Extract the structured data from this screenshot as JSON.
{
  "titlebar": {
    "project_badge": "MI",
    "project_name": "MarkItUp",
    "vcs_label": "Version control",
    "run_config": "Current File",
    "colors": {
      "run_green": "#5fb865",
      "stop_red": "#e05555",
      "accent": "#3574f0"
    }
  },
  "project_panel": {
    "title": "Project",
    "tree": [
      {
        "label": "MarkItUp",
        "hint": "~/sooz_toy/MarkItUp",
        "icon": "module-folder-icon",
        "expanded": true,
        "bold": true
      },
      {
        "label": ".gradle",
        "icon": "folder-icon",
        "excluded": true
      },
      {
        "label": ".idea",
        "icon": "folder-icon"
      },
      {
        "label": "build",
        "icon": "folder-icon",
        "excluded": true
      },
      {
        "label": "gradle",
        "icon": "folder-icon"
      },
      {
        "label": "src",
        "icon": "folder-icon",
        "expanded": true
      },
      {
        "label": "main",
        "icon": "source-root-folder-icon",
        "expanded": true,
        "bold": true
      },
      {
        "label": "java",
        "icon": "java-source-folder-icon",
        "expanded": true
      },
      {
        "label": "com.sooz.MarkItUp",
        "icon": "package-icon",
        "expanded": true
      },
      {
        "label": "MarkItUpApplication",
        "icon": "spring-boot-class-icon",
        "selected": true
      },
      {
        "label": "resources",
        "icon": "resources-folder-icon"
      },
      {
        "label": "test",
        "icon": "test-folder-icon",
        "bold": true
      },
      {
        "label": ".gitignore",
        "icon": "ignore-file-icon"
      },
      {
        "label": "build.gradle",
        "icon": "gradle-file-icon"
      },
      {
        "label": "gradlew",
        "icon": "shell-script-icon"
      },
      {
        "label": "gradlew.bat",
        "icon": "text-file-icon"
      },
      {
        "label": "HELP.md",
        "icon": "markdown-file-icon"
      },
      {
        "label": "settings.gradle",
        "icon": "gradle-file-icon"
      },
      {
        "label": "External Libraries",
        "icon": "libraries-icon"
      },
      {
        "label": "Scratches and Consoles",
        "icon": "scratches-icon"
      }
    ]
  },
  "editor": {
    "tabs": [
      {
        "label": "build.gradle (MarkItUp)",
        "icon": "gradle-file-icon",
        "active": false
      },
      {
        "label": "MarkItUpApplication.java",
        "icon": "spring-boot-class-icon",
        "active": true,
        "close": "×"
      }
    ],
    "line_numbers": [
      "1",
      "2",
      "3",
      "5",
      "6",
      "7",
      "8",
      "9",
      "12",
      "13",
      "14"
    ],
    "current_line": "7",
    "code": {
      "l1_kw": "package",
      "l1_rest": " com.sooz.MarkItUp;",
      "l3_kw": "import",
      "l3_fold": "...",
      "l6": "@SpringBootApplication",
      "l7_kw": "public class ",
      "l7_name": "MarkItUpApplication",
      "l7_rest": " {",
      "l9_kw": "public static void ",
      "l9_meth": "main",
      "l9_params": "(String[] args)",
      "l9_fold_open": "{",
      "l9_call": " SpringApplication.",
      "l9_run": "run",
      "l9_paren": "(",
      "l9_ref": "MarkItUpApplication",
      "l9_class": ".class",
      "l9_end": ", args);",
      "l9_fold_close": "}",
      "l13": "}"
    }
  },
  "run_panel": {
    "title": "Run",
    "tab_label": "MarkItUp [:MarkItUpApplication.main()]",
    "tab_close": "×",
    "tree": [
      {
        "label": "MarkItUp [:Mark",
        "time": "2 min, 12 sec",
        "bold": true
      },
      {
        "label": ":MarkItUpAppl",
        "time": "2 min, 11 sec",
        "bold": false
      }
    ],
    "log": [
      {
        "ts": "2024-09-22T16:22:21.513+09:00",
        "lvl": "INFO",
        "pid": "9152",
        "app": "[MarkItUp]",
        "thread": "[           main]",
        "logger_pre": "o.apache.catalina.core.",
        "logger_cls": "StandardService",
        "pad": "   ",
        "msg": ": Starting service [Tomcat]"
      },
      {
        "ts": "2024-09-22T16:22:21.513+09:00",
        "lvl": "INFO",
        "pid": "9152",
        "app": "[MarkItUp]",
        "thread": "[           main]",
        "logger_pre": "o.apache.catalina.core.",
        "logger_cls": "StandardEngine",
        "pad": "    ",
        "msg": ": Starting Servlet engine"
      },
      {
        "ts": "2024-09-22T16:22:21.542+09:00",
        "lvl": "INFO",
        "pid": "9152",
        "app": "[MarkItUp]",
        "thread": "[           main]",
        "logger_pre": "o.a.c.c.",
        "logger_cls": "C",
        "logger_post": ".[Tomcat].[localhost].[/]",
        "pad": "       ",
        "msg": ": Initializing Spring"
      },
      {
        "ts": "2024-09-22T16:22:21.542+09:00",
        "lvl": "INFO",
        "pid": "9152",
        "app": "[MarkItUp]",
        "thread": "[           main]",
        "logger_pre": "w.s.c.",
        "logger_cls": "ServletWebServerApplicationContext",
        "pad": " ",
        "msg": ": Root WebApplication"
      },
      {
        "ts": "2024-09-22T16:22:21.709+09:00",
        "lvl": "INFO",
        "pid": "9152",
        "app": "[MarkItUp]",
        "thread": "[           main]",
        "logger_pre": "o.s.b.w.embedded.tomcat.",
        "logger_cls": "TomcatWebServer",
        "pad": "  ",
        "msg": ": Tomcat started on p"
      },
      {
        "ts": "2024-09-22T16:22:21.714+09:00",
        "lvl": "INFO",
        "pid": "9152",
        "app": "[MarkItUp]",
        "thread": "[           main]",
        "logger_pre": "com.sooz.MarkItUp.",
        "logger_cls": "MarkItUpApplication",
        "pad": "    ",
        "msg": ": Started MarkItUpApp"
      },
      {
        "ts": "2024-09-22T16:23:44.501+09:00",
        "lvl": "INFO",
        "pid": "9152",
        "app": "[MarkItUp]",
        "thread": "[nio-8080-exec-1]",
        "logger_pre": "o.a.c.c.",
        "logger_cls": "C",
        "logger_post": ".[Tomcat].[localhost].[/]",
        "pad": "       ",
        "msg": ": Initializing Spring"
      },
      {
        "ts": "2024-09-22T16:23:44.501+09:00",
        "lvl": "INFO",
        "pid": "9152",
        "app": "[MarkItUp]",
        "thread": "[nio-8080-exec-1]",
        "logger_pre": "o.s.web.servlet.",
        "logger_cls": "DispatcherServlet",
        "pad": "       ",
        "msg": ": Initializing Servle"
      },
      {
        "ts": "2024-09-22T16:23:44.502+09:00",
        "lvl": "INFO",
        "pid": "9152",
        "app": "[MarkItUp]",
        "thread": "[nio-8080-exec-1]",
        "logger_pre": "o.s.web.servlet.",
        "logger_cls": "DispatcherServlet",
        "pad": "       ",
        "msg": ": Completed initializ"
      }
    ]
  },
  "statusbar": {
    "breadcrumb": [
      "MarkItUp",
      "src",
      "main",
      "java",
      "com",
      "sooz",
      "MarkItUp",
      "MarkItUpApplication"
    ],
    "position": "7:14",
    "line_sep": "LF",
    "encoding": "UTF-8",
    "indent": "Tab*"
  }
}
======
Problem details ▸ Repeat all entries. Match them exactly.

Output of the task ▸
Extract the structured data from this screenshot as JSON.
{
  "titlebar": {
    "project_badge": "MI",
    "project_name": "MarkItUp",
    "vcs_label": "Version control",
    "run_config": "Current File",
    "colors": {
      "run_green": "#5fb865",
      "stop_red": "#e05555",
      "accent": "#3574f0"
    }
  },
  "project_panel": {
    "title": "Project",
    "tree": [
      {
        "label": "MarkItUp",
        "hint": "~/sooz_toy/MarkItUp",
        "icon": "module-folder-icon",
        "expanded": true,
        "bold": true
      },
      {
        "label": ".gradle",
        "icon": "folder-icon",
        "excluded": true
      },
      {
        "label": ".idea",
        "icon": "folder-icon"
      },
      {
        "label": "build",
        "icon": "folder-icon",
        "excluded": true
      },
      {
        "label": "gradle",
        "icon": "folder-icon"
      },
      {
        "label": "src",
        "icon": "folder-icon",
        "expanded": true
      },
      {
        "label": "main",
        "icon": "source-root-folder-icon",
        "expanded": true,
        "bold": true
      },
      {
        "label": "java",
        "icon": "java-source-folder-icon",
        "expanded": true
      },
      {
        "label": "com.sooz.MarkItUp",
        "icon": "package-icon",
        "expanded": true
      },
      {
        "label": "MarkItUpApplication",
        "icon": "spring-boot-class-icon",
        "selected": true
      },
      {
        "label": "resources",
        "icon": "resources-folder-icon"
      },
      {
        "label": "test",
        "icon": "test-folder-icon",
        "bold": true
      },
      {
        "label": ".gitignore",
        "icon": "ignore-file-icon"
      },
      {
        "label": "build.gradle",
        "icon": "gradle-file-icon"
      },
      {
        "label": "gradlew",
        "icon": "shell-script-icon"
      },
      {
        "label": "gradlew.bat",
        "icon": "text-file-icon"
      },
      {
        "label": "HELP.md",
        "icon": "markdown-file-icon"
      },
      {
        "label": "settings.gradle",
        "icon": "gradle-file-icon"
      },
      {
        "label": "External Libraries",
        "icon": "libraries-icon"
      },
      {
        "label": "Scratches and Consoles",
        "icon": "scratches-icon"
      }
    ]
  },
  "editor": {
    "tabs": [
      {
        "label": "build.gradle (MarkItUp)",
        "icon": "gradle-file-icon",
        "active": false
      },
      {
        "label": "MarkItUpApplication.java",
        "icon": "spring-boot-class-icon",
        "active": true,
        "close": "×"
      }
    ],
    "line_numbers": [
      "1",
      "2",
      "3",
      "5",
      "6",
      "7",
      "8",
      "9",
      "12",
      "13",
      "14"
    ],
    "current_line": "7",
    "code": {
      "l1_kw": "package",
      "l1_rest": " com.sooz.MarkItUp;",
      "l3_kw": "import",
      "l3_fold": "...",
      "l6": "@SpringBootApplication",
      "l7_kw": "public class ",
      "l7_name": "MarkItUpApplication",
      "l7_rest": " {",
      "l9_kw": "public static void ",
      "l9_meth": "main",
      "l9_params": "(String[] args)",
      "l9_fold_open": "{",
      "l9_call": " SpringApplication.",
      "l9_run": "run",
      "l9_paren": "(",
      "l9_ref": "MarkItUpApplication",
      "l9_class": ".class",
      "l9_end": ", args);",
      "l9_fold_close": "}",
      "l13": "}"
    }
  },
  "run_panel": {
    "title": "Run",
    "tab_label": "MarkItUp [:MarkItUpApplication.main()]",
    "tab_close": "×",
    "tree": [
      {
        "label": "MarkItUp [:Mark",
        "time": "2 min, 12 sec",
        "bold": true
      },
      {
        "label": ":MarkItUpAppl",
        "time": "2 min, 11 sec",
        "bold": false
      }
    ],
    "log": [
      {
        "ts": "2024-09-22T16:22:21.513+09:00",
        "lvl": "INFO",
        "pid": "9152",
        "app": "[MarkItUp]",
        "thread": "[           main]",
        "logger_pre": "o.apache.catalina.core.",
        "logger_cls": "StandardService",
        "pad": "   ",
        "msg": ": Starting service [Tomcat]"
      },
      {
        "ts": "2024-09-22T16:22:21.513+09:00",
        "lvl": "INFO",
        "pid": "9152",
        "app": "[MarkItUp]",
        "thread": "[           main]",
        "logger_pre": "o.apache.catalina.core.",
        "logger_cls": "StandardEngine",
        "pad": "    ",
        "msg": ": Starting Servlet engine"
      },
      {
        "ts": "2024-09-22T16:22:21.542+09:00",
        "lvl": "INFO",
        "pid": "9152",
        "app": "[MarkItUp]",
        "thread": "[           main]",
        "logger_pre": "o.a.c.c.",
        "logger_cls": "C",
        "logger_post": ".[Tomcat].[localhost].[/]",
        "pad": "       ",
        "msg": ": Initializing Spring"
      },
      {
        "ts": "2024-09-22T16:22:21.542+09:00",
        "lvl": "INFO",
        "pid": "9152",
        "app": "[MarkItUp]",
        "thread": "[           main]",
        "logger_pre": "w.s.c.",
        "logger_cls": "ServletWebServerApplicationContext",
        "pad": " ",
        "msg": ": Root WebApplication"
      },
      {
        "ts": "2024-09-22T16:22:21.709+09:00",
        "lvl": "INFO",
        "pid": "9152",
        "app": "[MarkItUp]",
        "thread": "[           main]",
        "logger_pre": "o.s.b.w.embedded.tomcat.",
        "logger_cls": "TomcatWebServer",
        "pad": "  ",
        "msg": ": Tomcat started on p"
      },
      {
        "ts": "2024-09-22T16:22:21.714+09:00",
        "lvl": "INFO",
        "pid": "9152",
        "app": "[MarkItUp]",
        "thread": "[           main]",
        "logger_pre": "com.sooz.MarkItUp.",
        "logger_cls": "MarkItUpApplication",
        "pad": "    ",
        "msg": ": Started MarkItUpApp"
      },
      {
        "ts": "2024-09-22T16:23:44.501+09:00",
        "lvl": "INFO",
        "pid": "9152",
        "app": "[MarkItUp]",
        "thread": "[nio-8080-exec-1]",
        "logger_pre": "o.a.c.c.",
        "logger_cls": "C",
        "logger_post": ".[Tomcat].[localhost].[/]",
        "pad": "       ",
        "msg": ": Initializing Spring"
      },
      {
        "ts": "2024-09-22T16:23:44.501+09:00",
        "lvl": "INFO",
        "pid": "9152",
        "app": "[MarkItUp]",
        "thread": "[nio-8080-exec-1]",
        "logger_pre": "o.s.web.servlet.",
        "logger_cls": "DispatcherServlet",
        "pad": "       ",
        "msg": ": Initializing Servle"
      },
      {
        "ts": "2024-09-22T16:23:44.502+09:00",
        "lvl": "INFO",
        "pid": "9152",
        "app": "[MarkItUp]",
        "thread": "[nio-8080-exec-1]",
        "logger_pre": "o.s.web.servlet.",
        "logger_cls": "DispatcherServlet",
        "pad": "       ",
        "msg": ": Completed initializ"
      }
    ]
  },
  "statusbar": {
    "breadcrumb": [
      "MarkItUp",
      "src",
      "main",
      "java",
      "com",
      "sooz",
      "MarkItUp",
      "MarkItUpApplication"
    ],
    "position": "7:14",
    "line_sep": "LF",
    "encoding": "UTF-8",
    "indent": "Tab*"
  }
}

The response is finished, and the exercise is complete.